::: DATA LISTING :::

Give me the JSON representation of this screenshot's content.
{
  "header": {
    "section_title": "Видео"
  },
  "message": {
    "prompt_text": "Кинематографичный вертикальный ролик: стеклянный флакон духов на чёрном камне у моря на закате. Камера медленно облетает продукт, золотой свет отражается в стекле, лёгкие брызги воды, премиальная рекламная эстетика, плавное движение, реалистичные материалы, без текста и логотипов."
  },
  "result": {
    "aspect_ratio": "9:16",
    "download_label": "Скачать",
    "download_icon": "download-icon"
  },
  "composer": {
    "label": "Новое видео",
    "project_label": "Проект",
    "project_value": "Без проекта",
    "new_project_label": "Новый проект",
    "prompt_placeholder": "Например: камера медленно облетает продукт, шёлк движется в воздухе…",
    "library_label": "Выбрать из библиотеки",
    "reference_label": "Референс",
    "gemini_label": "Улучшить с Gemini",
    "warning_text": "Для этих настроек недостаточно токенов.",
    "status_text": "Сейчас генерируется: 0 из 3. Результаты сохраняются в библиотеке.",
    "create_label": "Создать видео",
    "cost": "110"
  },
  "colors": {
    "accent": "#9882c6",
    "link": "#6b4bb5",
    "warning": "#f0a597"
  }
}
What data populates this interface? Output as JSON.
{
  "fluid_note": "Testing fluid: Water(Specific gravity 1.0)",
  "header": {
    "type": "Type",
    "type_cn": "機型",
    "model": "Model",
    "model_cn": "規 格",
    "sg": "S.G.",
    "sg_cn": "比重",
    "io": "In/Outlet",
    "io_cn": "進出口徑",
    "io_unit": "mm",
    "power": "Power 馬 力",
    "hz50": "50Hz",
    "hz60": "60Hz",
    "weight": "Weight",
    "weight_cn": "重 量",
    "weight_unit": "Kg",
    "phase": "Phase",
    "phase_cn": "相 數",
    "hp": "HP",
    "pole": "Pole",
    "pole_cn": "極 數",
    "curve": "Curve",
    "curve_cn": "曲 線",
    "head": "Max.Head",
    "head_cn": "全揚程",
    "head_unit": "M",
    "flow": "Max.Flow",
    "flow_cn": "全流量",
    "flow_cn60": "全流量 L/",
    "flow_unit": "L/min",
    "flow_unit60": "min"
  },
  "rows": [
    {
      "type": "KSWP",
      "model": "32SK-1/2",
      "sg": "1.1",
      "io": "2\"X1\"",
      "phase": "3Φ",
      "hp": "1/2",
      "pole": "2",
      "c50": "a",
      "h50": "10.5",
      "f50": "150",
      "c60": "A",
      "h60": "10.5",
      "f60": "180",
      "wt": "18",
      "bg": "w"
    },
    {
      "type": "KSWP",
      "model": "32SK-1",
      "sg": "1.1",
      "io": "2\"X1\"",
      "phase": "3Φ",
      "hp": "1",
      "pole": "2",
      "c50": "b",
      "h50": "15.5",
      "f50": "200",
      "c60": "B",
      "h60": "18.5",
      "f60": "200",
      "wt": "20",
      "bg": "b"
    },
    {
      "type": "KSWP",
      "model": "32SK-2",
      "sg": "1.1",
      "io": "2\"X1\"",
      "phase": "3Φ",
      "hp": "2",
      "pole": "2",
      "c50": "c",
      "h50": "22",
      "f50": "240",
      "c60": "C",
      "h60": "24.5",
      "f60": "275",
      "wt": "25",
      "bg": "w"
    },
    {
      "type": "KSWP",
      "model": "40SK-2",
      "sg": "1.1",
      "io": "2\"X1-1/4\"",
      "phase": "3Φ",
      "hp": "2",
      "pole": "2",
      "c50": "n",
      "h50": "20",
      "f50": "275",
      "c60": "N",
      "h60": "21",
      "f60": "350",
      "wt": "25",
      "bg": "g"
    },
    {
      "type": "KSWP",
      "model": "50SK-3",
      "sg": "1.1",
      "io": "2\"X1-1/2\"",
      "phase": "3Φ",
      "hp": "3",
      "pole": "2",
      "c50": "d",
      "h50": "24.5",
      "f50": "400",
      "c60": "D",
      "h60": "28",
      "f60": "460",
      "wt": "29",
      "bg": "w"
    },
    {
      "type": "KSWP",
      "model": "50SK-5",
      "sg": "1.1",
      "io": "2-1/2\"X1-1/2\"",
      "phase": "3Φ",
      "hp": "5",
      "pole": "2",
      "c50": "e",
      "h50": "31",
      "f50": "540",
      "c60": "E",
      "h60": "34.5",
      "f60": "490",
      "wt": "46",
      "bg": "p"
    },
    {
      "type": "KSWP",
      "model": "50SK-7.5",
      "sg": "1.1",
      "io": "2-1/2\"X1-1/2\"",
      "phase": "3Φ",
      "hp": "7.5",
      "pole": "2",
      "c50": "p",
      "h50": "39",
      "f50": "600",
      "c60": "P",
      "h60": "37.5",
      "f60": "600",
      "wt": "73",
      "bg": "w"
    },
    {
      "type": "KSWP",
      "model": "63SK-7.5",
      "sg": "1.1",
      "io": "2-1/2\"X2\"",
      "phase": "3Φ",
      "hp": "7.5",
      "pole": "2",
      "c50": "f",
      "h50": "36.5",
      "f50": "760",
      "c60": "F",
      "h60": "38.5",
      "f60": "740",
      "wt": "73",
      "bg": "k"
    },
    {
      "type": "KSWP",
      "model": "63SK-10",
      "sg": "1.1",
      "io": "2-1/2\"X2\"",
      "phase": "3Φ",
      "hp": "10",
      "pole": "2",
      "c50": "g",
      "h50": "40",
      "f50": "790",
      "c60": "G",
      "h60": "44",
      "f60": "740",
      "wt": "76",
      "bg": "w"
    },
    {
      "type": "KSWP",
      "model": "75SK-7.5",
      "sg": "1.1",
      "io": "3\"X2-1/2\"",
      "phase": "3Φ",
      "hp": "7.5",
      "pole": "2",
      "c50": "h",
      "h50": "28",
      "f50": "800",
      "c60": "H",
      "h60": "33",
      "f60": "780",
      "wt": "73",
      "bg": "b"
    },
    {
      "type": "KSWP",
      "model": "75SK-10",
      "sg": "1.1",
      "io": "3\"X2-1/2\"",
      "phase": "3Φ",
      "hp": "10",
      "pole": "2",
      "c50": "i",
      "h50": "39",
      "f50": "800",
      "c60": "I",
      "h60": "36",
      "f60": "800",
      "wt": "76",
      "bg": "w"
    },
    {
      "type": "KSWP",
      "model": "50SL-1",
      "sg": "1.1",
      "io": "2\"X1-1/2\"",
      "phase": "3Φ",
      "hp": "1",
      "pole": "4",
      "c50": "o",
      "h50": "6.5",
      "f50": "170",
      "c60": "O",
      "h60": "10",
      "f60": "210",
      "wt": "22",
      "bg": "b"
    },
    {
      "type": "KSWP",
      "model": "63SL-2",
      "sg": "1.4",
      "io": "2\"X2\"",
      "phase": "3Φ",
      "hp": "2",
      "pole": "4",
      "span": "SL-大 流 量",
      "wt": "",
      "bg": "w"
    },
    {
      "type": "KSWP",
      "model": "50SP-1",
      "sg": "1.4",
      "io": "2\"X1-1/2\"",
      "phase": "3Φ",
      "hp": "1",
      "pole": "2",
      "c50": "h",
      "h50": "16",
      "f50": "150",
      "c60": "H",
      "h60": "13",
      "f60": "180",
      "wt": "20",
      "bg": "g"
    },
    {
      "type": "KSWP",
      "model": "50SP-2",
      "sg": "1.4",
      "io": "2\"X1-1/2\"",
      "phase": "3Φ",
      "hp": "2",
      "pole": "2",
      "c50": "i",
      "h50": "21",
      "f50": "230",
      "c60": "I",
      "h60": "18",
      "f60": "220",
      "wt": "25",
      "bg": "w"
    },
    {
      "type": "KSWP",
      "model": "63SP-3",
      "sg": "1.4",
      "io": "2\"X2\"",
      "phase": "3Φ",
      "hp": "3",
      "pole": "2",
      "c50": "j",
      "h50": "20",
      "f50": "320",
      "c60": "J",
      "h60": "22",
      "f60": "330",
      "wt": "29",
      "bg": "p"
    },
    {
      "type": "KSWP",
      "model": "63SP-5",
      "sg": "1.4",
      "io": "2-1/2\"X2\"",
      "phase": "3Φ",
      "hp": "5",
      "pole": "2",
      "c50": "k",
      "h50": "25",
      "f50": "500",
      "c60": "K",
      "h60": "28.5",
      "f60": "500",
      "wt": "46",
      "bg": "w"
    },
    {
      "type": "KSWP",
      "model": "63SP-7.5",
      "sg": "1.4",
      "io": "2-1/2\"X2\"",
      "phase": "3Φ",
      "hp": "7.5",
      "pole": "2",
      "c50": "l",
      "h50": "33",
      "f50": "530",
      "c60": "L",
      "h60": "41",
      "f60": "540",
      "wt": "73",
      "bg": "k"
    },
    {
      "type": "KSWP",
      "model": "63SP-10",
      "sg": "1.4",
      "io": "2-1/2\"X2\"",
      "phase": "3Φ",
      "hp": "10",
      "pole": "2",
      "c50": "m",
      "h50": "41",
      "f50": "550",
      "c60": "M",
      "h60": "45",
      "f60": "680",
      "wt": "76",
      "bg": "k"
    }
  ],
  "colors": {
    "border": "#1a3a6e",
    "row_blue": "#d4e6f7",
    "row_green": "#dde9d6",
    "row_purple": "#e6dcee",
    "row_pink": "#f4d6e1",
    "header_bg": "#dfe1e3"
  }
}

:::

Look through the listing and extract every line with "this" in it.

- ANSWER FOR THE TASK -
Give me the JSON representation of this screenshot's content.
What data populates this interface? Output as JSON.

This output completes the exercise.